----- Information shown

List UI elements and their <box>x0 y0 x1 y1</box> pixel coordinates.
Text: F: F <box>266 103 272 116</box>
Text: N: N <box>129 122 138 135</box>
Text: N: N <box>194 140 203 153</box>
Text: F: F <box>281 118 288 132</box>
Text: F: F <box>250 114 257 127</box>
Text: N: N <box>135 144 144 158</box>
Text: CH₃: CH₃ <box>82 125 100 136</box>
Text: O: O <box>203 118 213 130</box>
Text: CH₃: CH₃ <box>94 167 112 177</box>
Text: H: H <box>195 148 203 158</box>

----------

* **Work to complete**
Copy every row above character for character, keeping the same order and changing nothing.

* **Expected answer**
List UI elements and their <box>x0 y0 x1 y1</box> pixel coordinates.
Text: F: F <box>266 103 272 116</box>
Text: N: N <box>129 122 138 135</box>
Text: N: N <box>194 140 203 153</box>
Text: F: F <box>281 118 288 132</box>
Text: F: F <box>250 114 257 127</box>
Text: N: N <box>135 144 144 158</box>
Text: CH₃: CH₃ <box>82 125 100 136</box>
Text: O: O <box>203 118 213 130</box>
Text: CH₃: CH₃ <box>94 167 112 177</box>
Text: H: H <box>195 148 203 158</box>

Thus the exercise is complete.